> **Set exercise**: Reproduce every record exactly as it appears, but not the pictures.

— begin Entries shown —

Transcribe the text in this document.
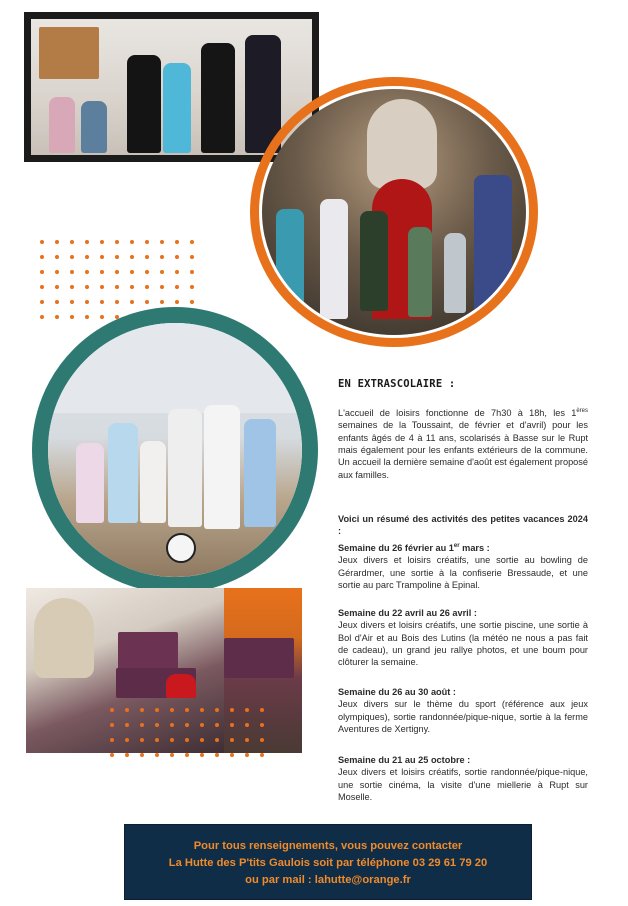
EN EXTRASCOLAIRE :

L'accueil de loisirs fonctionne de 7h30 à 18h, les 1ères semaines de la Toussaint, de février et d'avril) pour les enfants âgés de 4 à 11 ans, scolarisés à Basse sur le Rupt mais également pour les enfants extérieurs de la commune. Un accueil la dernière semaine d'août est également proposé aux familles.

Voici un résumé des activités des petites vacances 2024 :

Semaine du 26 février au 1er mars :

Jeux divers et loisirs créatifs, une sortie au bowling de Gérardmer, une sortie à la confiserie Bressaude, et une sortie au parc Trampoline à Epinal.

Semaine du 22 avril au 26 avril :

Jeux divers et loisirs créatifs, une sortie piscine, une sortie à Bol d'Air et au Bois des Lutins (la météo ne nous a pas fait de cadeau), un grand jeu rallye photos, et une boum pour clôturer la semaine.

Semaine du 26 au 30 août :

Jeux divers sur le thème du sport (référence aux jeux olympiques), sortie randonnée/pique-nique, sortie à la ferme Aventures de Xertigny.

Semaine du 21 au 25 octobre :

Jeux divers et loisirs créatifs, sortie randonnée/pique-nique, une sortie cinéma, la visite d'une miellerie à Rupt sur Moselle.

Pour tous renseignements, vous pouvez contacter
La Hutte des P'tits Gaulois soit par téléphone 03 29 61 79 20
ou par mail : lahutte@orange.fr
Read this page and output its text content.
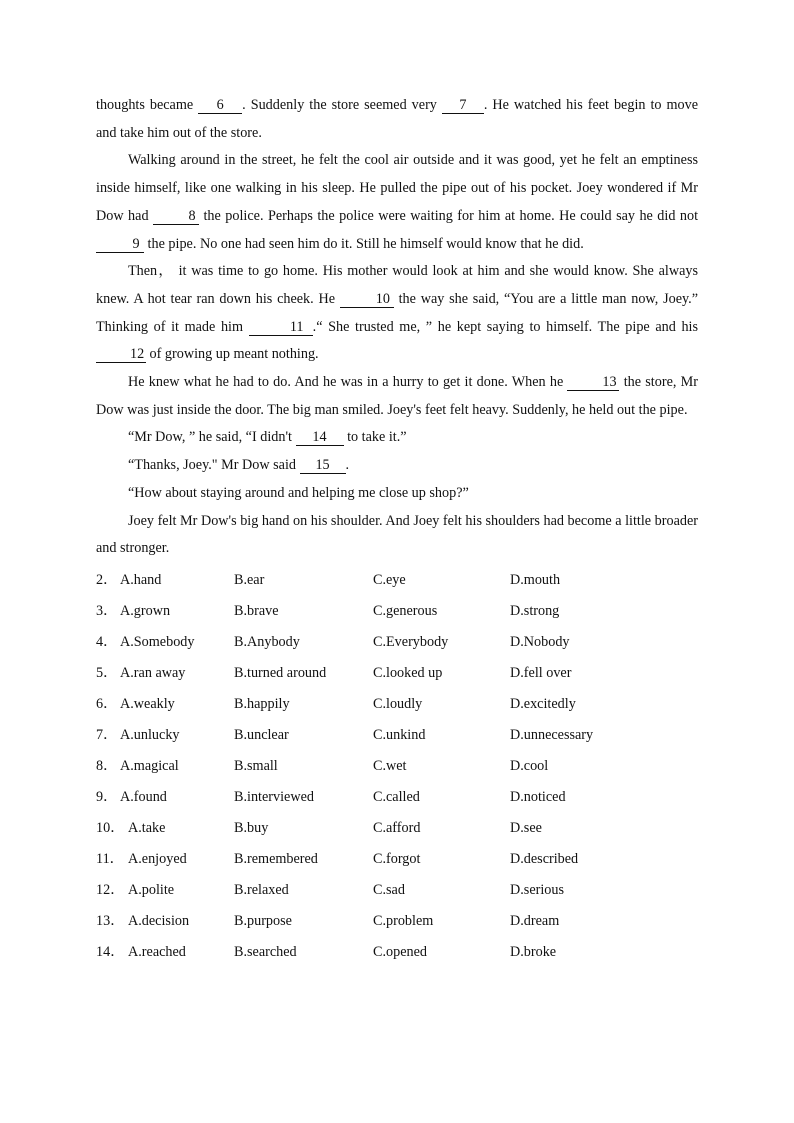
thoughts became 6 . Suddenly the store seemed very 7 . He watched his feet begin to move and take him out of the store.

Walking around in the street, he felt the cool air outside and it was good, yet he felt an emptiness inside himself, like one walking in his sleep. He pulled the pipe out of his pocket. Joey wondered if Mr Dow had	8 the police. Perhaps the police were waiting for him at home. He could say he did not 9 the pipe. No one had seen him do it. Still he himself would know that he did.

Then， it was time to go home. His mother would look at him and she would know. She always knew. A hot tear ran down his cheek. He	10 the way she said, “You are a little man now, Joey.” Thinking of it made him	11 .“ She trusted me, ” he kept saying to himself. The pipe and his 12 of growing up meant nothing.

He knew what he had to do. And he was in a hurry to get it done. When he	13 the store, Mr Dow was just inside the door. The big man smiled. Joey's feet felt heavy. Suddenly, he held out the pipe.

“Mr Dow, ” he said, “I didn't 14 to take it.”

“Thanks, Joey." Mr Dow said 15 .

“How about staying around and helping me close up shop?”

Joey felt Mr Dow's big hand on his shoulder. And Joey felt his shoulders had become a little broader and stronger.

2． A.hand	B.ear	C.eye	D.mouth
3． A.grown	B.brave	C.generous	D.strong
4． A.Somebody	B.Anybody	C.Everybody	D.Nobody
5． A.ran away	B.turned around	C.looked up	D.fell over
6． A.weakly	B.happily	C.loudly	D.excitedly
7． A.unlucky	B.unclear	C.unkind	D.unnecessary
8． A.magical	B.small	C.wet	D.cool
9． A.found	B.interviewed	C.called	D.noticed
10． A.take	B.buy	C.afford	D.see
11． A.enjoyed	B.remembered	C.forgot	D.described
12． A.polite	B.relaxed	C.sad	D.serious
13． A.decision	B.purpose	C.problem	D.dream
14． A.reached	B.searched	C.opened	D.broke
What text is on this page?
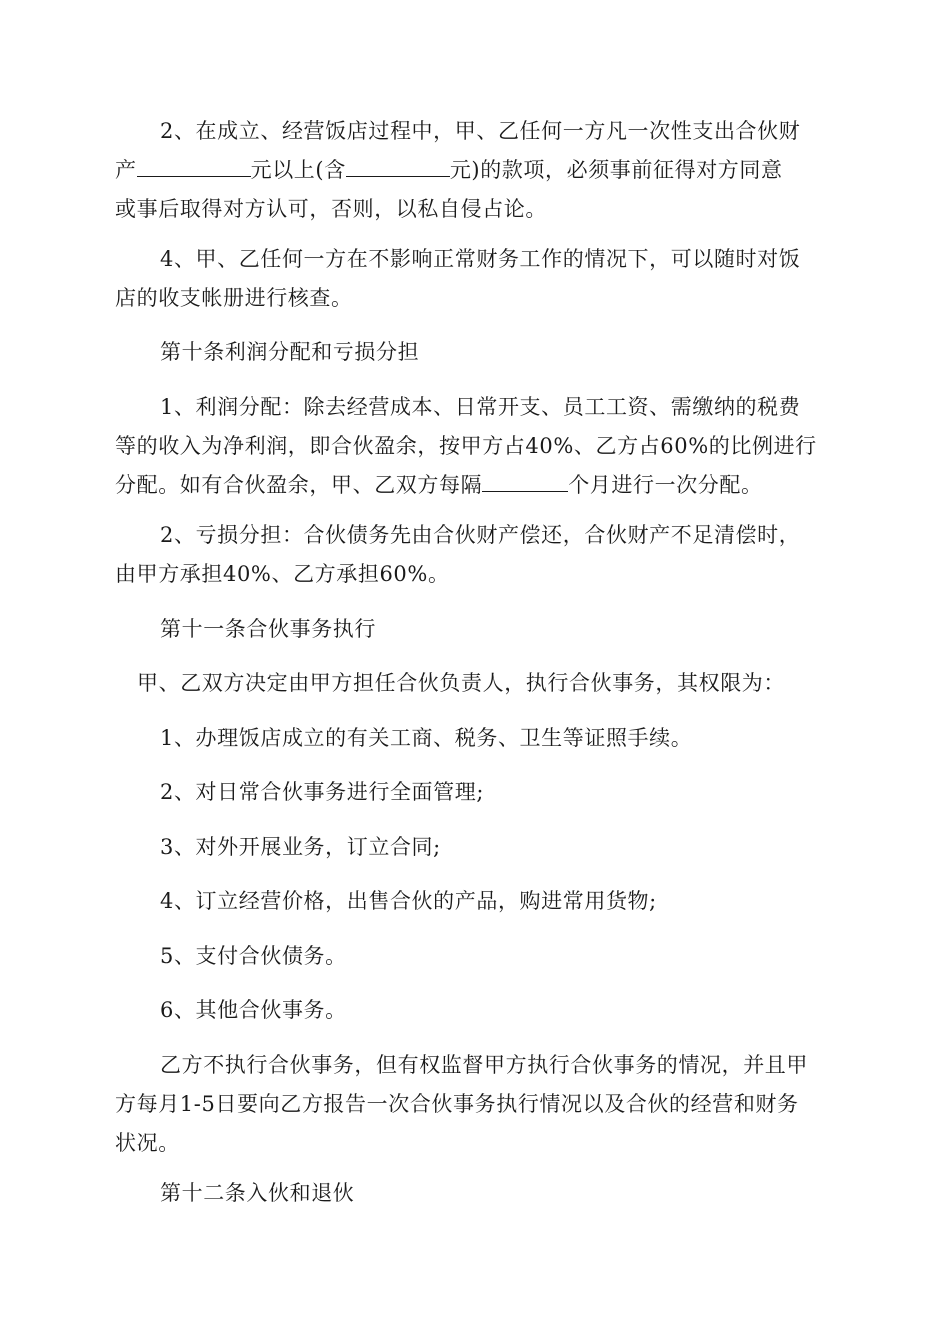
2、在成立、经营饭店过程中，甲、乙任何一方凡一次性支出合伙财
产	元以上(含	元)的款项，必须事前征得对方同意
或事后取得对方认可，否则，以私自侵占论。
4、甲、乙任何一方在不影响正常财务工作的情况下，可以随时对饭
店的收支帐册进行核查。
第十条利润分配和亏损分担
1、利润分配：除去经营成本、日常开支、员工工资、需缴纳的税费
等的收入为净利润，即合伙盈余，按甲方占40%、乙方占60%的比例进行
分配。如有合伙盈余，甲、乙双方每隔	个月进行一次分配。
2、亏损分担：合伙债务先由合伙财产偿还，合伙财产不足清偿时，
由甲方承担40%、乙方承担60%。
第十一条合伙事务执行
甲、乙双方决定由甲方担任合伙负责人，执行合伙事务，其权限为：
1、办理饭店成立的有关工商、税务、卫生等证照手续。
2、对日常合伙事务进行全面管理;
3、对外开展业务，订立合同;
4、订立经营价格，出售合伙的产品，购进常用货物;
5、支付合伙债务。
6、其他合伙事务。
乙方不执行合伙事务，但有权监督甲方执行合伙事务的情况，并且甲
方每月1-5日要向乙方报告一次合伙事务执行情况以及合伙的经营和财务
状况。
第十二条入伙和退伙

— end Entries shown —

> **Exercise output**:
Transcribe the text in this document.
EN EXTRASCOLAIRE :

L'accueil de loisirs fonctionne de 7h30 à 18h, les 1ères semaines de la Toussaint, de février et d'avril) pour les enfants âgés de 4 à 11 ans, scolarisés à Basse sur le Rupt mais également pour les enfants extérieurs de la commune. Un accueil la dernière semaine d'août est également proposé aux familles.

Voici un résumé des activités des petites vacances 2024 :

Semaine du 26 février au 1er mars :

Jeux divers et loisirs créatifs, une sortie au bowling de Gérardmer, une sortie à la confiserie Bressaude, et une sortie au parc Trampoline à Epinal.

Semaine du 22 avril au 26 avril :

Jeux divers et loisirs créatifs, une sortie piscine, une sortie à Bol d'Air et au Bois des Lutins (la météo ne nous a pas fait de cadeau), un grand jeu rallye photos, et une boum pour clôturer la semaine.

Semaine du 26 au 30 août :

Jeux divers sur le thème du sport (référence aux jeux olympiques), sortie randonnée/pique-nique, sortie à la ferme Aventures de Xertigny.

Semaine du 21 au 25 octobre :

Jeux divers et loisirs créatifs, sortie randonnée/pique-nique, une sortie cinéma, la visite d'une miellerie à Rupt sur Moselle.

Pour tous renseignements, vous pouvez contacter
La Hutte des P'tits Gaulois soit par téléphone 03 29 61 79 20
ou par mail : lahutte@orange.fr
Read this page and output its text content.
thoughts became 6 . Suddenly the store seemed very 7 . He watched his feet begin to move and take him out of the store.

Walking around in the street, he felt the cool air outside and it was good, yet he felt an emptiness inside himself, like one walking in his sleep. He pulled the pipe out of his pocket. Joey wondered if Mr Dow had	8 the police. Perhaps the police were waiting for him at home. He could say he did not 9 the pipe. No one had seen him do it. Still he himself would know that he did.

Then， it was time to go home. His mother would look at him and she would know. She always knew. A hot tear ran down his cheek. He	10 the way she said, “You are a little man now, Joey.” Thinking of it made him	11 .“ She trusted me, ” he kept saying to himself. The pipe and his 12 of growing up meant nothing.

He knew what he had to do. And he was in a hurry to get it done. When he	13 the store, Mr Dow was just inside the door. The big man smiled. Joey's feet felt heavy. Suddenly, he held out the pipe.

“Mr Dow, ” he said, “I didn't 14 to take it.”

“Thanks, Joey." Mr Dow said 15 .

“How about staying around and helping me close up shop?”

Joey felt Mr Dow's big hand on his shoulder. And Joey felt his shoulders had become a little broader and stronger.

2． A.hand	B.ear	C.eye	D.mouth
3． A.grown	B.brave	C.generous	D.strong
4． A.Somebody	B.Anybody	C.Everybody	D.Nobody
5． A.ran away	B.turned around	C.looked up	D.fell over
6． A.weakly	B.happily	C.loudly	D.excitedly
7． A.unlucky	B.unclear	C.unkind	D.unnecessary
8． A.magical	B.small	C.wet	D.cool
9． A.found	B.interviewed	C.called	D.noticed
10． A.take	B.buy	C.afford	D.see
11． A.enjoyed	B.remembered	C.forgot	D.described
12． A.polite	B.relaxed	C.sad	D.serious
13． A.decision	B.purpose	C.problem	D.dream
14． A.reached	B.searched	C.opened	D.broke
What text is on this page?
2、在成立、经营饭店过程中，甲、乙任何一方凡一次性支出合伙财
产	元以上(含	元)的款项，必须事前征得对方同意
或事后取得对方认可，否则，以私自侵占论。
4、甲、乙任何一方在不影响正常财务工作的情况下，可以随时对饭
店的收支帐册进行核查。
第十条利润分配和亏损分担
1、利润分配：除去经营成本、日常开支、员工工资、需缴纳的税费
等的收入为净利润，即合伙盈余，按甲方占40%、乙方占60%的比例进行
分配。如有合伙盈余，甲、乙双方每隔	个月进行一次分配。
2、亏损分担：合伙债务先由合伙财产偿还，合伙财产不足清偿时，
由甲方承担40%、乙方承担60%。
第十一条合伙事务执行
甲、乙双方决定由甲方担任合伙负责人，执行合伙事务，其权限为：
1、办理饭店成立的有关工商、税务、卫生等证照手续。
2、对日常合伙事务进行全面管理;
3、对外开展业务，订立合同;
4、订立经营价格，出售合伙的产品，购进常用货物;
5、支付合伙债务。
6、其他合伙事务。
乙方不执行合伙事务，但有权监督甲方执行合伙事务的情况，并且甲
方每月1-5日要向乙方报告一次合伙事务执行情况以及合伙的经营和财务
状况。
第十二条入伙和退伙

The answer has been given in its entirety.